(Direction): Collect every line that includes the string "Incubator".

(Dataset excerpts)

━━━━━━━━━━━━━━━━━━━━━━━━━━━━━━

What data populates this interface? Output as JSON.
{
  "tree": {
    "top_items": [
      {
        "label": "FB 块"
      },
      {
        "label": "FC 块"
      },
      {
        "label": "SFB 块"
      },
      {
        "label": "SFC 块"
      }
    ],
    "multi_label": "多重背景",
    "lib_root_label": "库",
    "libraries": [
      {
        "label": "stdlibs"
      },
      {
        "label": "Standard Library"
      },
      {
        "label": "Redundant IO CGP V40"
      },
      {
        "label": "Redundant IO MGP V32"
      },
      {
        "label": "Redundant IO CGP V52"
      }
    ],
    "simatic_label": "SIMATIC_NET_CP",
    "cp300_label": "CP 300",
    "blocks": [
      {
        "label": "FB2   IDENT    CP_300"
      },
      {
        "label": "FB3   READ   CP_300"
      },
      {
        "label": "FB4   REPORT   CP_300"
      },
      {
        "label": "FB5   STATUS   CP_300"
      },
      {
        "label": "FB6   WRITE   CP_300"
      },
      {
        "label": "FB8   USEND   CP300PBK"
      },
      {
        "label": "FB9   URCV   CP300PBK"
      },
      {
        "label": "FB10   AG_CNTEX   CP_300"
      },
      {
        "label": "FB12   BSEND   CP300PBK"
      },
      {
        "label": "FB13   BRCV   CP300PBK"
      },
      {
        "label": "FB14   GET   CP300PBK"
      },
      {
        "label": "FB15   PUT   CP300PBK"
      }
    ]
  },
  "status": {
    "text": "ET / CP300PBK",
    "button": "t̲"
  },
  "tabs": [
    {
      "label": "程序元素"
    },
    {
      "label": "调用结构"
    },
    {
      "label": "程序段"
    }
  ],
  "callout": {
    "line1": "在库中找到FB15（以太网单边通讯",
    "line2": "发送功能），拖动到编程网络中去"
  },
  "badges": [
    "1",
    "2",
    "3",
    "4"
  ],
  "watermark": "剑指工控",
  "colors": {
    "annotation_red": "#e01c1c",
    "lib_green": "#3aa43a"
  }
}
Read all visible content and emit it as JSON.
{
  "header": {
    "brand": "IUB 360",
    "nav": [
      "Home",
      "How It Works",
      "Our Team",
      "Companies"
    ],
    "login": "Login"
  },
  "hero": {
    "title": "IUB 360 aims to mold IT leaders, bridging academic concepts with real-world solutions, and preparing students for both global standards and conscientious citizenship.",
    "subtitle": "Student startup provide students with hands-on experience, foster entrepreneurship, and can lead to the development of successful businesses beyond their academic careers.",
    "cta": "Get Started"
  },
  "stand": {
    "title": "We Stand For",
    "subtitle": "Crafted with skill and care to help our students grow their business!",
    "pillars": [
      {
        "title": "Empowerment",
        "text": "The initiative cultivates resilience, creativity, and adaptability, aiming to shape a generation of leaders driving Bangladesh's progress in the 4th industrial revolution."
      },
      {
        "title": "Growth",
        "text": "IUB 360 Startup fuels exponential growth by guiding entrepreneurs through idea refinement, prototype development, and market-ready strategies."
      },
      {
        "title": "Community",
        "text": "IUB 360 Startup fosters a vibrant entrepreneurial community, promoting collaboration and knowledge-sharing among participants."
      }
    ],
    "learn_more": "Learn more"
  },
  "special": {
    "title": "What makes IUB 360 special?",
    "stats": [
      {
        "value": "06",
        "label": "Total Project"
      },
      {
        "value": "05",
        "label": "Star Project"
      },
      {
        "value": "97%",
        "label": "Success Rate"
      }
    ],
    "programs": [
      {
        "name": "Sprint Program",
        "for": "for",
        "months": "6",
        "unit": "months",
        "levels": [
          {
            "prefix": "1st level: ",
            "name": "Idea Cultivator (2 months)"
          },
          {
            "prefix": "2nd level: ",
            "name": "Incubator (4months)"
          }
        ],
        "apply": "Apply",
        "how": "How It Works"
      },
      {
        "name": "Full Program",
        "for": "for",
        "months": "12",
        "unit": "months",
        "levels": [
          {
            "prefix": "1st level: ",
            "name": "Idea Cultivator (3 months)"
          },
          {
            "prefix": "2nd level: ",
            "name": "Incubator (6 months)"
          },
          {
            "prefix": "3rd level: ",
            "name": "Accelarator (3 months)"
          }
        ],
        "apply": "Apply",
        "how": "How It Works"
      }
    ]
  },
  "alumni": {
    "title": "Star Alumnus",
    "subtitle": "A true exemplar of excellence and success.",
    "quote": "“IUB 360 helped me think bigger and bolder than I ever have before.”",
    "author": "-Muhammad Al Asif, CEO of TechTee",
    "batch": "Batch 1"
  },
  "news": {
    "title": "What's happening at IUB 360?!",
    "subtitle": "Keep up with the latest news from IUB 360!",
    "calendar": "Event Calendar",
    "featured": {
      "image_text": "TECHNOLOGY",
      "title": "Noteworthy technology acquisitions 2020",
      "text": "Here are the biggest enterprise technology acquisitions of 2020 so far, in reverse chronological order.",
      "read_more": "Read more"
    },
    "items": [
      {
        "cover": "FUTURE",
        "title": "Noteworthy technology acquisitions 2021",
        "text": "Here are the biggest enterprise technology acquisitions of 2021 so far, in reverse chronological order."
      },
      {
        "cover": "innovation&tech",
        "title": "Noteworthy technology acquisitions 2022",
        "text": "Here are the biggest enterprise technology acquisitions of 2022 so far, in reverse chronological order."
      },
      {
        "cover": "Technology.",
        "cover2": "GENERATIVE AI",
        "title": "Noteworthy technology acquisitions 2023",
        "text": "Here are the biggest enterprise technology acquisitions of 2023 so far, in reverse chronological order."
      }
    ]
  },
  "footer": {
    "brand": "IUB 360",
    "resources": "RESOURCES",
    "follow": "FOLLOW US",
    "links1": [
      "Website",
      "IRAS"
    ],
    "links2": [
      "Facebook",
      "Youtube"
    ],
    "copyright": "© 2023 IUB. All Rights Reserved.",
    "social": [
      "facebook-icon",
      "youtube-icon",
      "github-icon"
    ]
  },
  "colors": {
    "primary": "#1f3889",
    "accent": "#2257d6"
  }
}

━━━━━━━━━━━━━━━━━━━━━━━━━━━━━━

(Written response):
            "name": "Incubator (4months)"
            "name": "Incubator (6 months)"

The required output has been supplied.